= Passage shown =
Attacks from Iranian-backed militants have not let up, with a multi-rocket attack coming within a half-kilometer of Mission Support Site Euphrates in eastern Syria on Tuesday.
The U.S. says deterrence is working with Iran, and on Sunday the military struck two facilities used by Iran and Iranian-backed militant groups in Syria.
Defense officials tell VOA Iranian-backed militants have attacked U.S. troops in Iraq and Syria at least 56 times in less than a month, with at least five attacks happening after the Sunday strikes.
“Is deterrence working? We feel that it is," said Pentagon Deputy Press Secretary Sabrina Singh. "We have not seen this war spread into a wider regional conflict. The strikes that we are taking is to signal and to message very strongly to Iran and their affiliated groups to stop. That is the purpose of those strikes.”
Singh acknowledged that Iranian-affiliated groups have continued to attack American troops, but said the U.S. strategy is working.
"I think we are being very deliberate on how and when we conduct our strikes against these groups," she said. "And I think that Iran is certainly seeing that message.”
More than 50 Americans suffered minor injuries to traumatic brain injuries from the attacks before returning to duty, officials say.
A bipartisan group of senators told reporters Tuesday the U.S. is lucky that no Americans have died from the attacks and called for a stronger response against Iran’s Islamic Revolutionary Guard Corps, or IRGC.
“If Iran continues to threaten our troops in Syria and Iraq, the right response militarily would be in my view to hit the IRGC training bases and infrastructure inside of Iran," said Senator Lindsey Graham.
Retired General Frank McKenzie, the former commander of U.S. forces in the Middle East, tells VOA the message America sent by its reduction of forces in the region has left Iran emboldened.
“Their primary goal remains the ejection of the United States from the region. And that's the reason these attacks are spiking up,” he said.
Two defense officials have confirmed to VOA that a drone crashed into a barracks housing U.S. troops last month at Irbil Air Base. It failed to detonate, but one official said if the drone had exploded, several troops could have been injured or killed.
VOA Turkish service reporter Begum Donmez also contributed to this report.

= Input data =

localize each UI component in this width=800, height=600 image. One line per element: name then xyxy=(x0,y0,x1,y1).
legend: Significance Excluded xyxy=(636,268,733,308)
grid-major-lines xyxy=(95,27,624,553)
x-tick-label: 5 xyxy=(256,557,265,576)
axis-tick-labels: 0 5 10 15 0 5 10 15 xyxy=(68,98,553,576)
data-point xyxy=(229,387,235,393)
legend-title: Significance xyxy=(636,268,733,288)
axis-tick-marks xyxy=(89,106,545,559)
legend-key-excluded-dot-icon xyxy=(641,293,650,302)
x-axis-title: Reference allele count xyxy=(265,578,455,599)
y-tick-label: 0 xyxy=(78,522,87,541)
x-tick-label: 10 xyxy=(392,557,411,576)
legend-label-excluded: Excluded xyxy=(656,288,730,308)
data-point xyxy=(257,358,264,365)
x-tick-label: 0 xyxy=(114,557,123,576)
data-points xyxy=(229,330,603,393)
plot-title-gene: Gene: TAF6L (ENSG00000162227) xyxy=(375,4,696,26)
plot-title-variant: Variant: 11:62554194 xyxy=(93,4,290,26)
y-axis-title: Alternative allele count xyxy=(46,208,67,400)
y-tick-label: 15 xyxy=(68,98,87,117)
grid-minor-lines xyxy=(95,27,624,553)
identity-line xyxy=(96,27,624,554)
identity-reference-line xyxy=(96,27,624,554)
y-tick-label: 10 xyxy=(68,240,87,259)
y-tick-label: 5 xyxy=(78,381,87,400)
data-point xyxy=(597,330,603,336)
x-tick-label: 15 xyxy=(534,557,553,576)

= Actions to take =
1. List every person named in the report on Iranian-backed militant attacks.
2. Rewrite the report on Iranian-backed militant attacks starting with "The U.S. says" and going on through "strategy is working.", putting "containment" in place of "deterrence".
3. In the report on Iranian-backed militant attacks, rewrite the paragraph beginning "Two defense officials have confirmed" more briefly, keeping its main facts.

= Exercise responses =
1.
Sabrina Singh
Lindsey Graham
Frank McKenzie
Begum Donmez

2.
The U.S. says containment is working with Iran, and on Sunday the military struck two facilities used by Iran and Iranian-backed militant groups in Syria.
Defense officials tell VOA Iranian-backed militants have attacked U.S. troops in Iraq and Syria at least 56 times in less than a month, with at least five attacks happening after the Sunday strikes.
“Is containment working? We feel that it is," said Pentagon Deputy Press Secretary Sabrina Singh. "We have not seen this war spread into a wider regional conflict. The strikes that we are taking is to signal and to message very strongly to Iran and their affiliated groups to stop. That is the purpose of those strikes.”
Singh acknowledged that Iranian-affiliated groups have continued to attack American troops, but said the U.S. strategy is working.

3. Two defense officials told VOA that a drone hit a barracks housing U.S. troops at Irbil Air Base last month but failed to detonate. One official said that if it had exploded, several troops could have been injured or killed.